→ **Required task**
Select the lines that hold the word "size" and copy each one.

→ **Records shown**
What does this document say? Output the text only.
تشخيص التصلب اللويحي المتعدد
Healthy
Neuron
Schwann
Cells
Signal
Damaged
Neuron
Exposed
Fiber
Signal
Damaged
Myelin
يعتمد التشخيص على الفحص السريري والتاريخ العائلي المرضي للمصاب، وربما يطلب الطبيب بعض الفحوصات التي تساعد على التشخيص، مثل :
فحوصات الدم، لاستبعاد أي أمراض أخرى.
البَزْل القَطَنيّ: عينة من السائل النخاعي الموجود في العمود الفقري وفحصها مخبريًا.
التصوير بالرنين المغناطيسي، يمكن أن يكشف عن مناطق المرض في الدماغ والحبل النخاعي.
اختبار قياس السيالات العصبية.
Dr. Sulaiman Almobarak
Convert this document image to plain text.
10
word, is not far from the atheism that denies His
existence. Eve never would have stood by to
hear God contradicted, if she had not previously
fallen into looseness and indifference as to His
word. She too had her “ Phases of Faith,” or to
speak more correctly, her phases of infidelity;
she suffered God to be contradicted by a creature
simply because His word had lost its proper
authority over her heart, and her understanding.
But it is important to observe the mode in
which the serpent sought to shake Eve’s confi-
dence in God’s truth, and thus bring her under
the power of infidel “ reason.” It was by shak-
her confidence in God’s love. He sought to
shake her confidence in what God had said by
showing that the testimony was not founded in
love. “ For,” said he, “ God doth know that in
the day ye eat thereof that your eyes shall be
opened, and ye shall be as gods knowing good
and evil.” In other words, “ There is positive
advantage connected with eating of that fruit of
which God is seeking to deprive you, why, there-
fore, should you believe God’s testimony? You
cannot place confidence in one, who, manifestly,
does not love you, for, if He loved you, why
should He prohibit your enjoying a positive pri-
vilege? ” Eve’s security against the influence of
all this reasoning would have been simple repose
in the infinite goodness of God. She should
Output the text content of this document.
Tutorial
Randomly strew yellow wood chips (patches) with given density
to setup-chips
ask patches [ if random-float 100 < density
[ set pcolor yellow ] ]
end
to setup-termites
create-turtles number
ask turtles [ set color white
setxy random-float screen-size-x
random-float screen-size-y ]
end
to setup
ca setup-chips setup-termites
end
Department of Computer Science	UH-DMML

→ **Response to the task**
setxy random-float screen-size-x
random-float screen-size-y ]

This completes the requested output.